=== EXERCISE GOAL ===
Gather up the lines that contain "fazla".

=== MATERIAL FOR THE TASK ===
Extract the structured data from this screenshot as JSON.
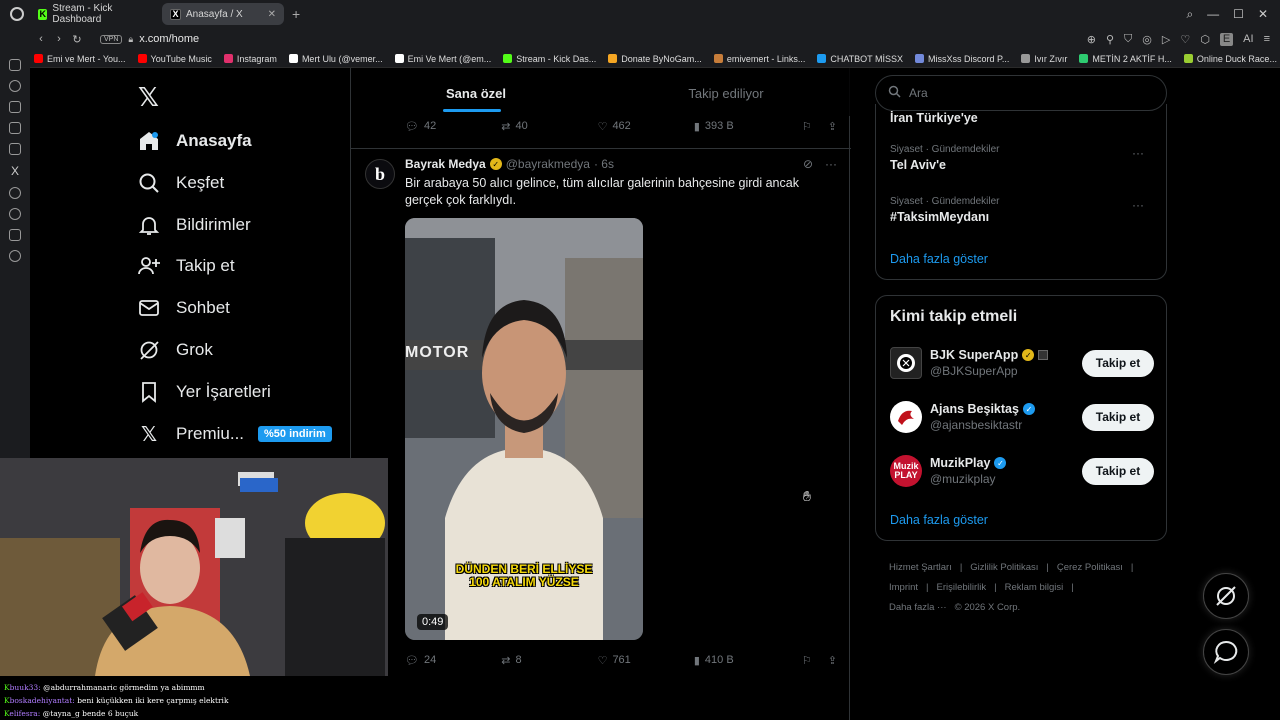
{
  "browser": {
    "tabs": [
      {
        "label": "Stream - Kick Dashboard",
        "icon": "kick-icon"
      },
      {
        "label": "Anasayfa / X",
        "icon": "x-icon"
      }
    ],
    "vpn_label": "VPN",
    "url": "x.com/home",
    "ai_label": "AI",
    "bookmarks": [
      {
        "label": "Emi ve Mert - You...",
        "color": "#ff0000"
      },
      {
        "label": "YouTube Music",
        "color": "#ff0000"
      },
      {
        "label": "Instagram",
        "color": "#e1306c"
      },
      {
        "label": "Mert Ulu (@vemer...",
        "color": "#ffffff"
      },
      {
        "label": "Emi Ve Mert (@em...",
        "color": "#ffffff"
      },
      {
        "label": "Stream - Kick Das...",
        "color": "#53fc18"
      },
      {
        "label": "Donate ByNoGam...",
        "color": "#f5a623"
      },
      {
        "label": "emivemert - Links...",
        "color": "#c77d3a"
      },
      {
        "label": "CHATBOT MİSSX",
        "color": "#1d9bf0"
      },
      {
        "label": "MissXss Discord P...",
        "color": "#7289da"
      },
      {
        "label": "Ivır Zıvır",
        "color": "#999999"
      },
      {
        "label": "METİN 2 AKTİF H...",
        "color": "#2ecc71"
      },
      {
        "label": "Online Duck Race...",
        "color": "#9acd32"
      }
    ]
  },
  "nav": {
    "items": [
      {
        "label": "Anasayfa",
        "icon": "home-icon"
      },
      {
        "label": "Keşfet",
        "icon": "search-icon"
      },
      {
        "label": "Bildirimler",
        "icon": "bell-icon"
      },
      {
        "label": "Takip et",
        "icon": "follow-icon"
      },
      {
        "label": "Sohbet",
        "icon": "mail-icon"
      },
      {
        "label": "Grok",
        "icon": "grok-icon"
      },
      {
        "label": "Yer İşaretleri",
        "icon": "bookmark-icon"
      },
      {
        "label": "Premiu...",
        "icon": "x-premium-icon"
      }
    ],
    "premium_badge": "%50 indirim"
  },
  "feed": {
    "tabs": [
      "Sana özel",
      "Takip ediliyor"
    ],
    "prev_post_stats": {
      "replies": "42",
      "reposts": "40",
      "likes": "462",
      "views": "393 B"
    },
    "post": {
      "name": "Bayrak Medya",
      "handle": "@bayrakmedya",
      "time": "· 6s",
      "text": "Bir arabaya 50 alıcı gelince, tüm alıcılar galerinin bahçesine girdi ancak gerçek çok farklıydı.",
      "video_duration": "0:49",
      "video_caption_line1": "DÜNDEN BERİ ELLİYSE",
      "video_caption_line2": "100 ATALIM YÜZSE",
      "storefront": "MOTOR",
      "stats": {
        "replies": "24",
        "reposts": "8",
        "likes": "761",
        "views": "410 B"
      }
    }
  },
  "right": {
    "search_placeholder": "Ara",
    "trends_top_partial": "İran Türkiye'ye",
    "trends": [
      {
        "category": "Siyaset · Gündemdekiler",
        "name": "Tel Aviv'e"
      },
      {
        "category": "Siyaset · Gündemdekiler",
        "name": "#TaksimMeydanı"
      }
    ],
    "show_more": "Daha fazla göster",
    "who_title": "Kimi takip etmeli",
    "who": [
      {
        "name": "BJK SuperApp",
        "handle": "@BJKSuperApp",
        "check": "gold",
        "button": "Takip et"
      },
      {
        "name": "Ajans Beşiktaş",
        "handle": "@ajansbesiktastr",
        "check": "blue",
        "button": "Takip et"
      },
      {
        "name": "MuzikPlay",
        "handle": "@muzikplay",
        "check": "blue",
        "button": "Takip et"
      }
    ],
    "who_avatar_label_muzik": "Muzik PLAY",
    "who_show_more": "Daha fazla göster",
    "footer": [
      "Hizmet Şartları",
      "|",
      "Gizlilik Politikası",
      "|",
      "Çerez Politikası",
      "|",
      "Imprint",
      "|",
      "Erişilebilirlik",
      "|",
      "Reklam bilgisi",
      "|",
      "Daha fazla ···",
      "© 2026 X Corp."
    ]
  },
  "chat": [
    {
      "user": "buuk33:",
      "msg": "@abdurrahmanaric görmedim ya abimmm"
    },
    {
      "user": "boskadehiyantat:",
      "msg": "beni küçükken iki kere çarpmış elektrik"
    },
    {
      "user": "elifesra:",
      "msg": "@tayna_g bende 6 buçuk"
    }
  ]
}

=== FINAL ANSWER ===
    "show_more": "Daha fazla göster",
    "who_show_more": "Daha fazla göster",
      "Daha fazla ···",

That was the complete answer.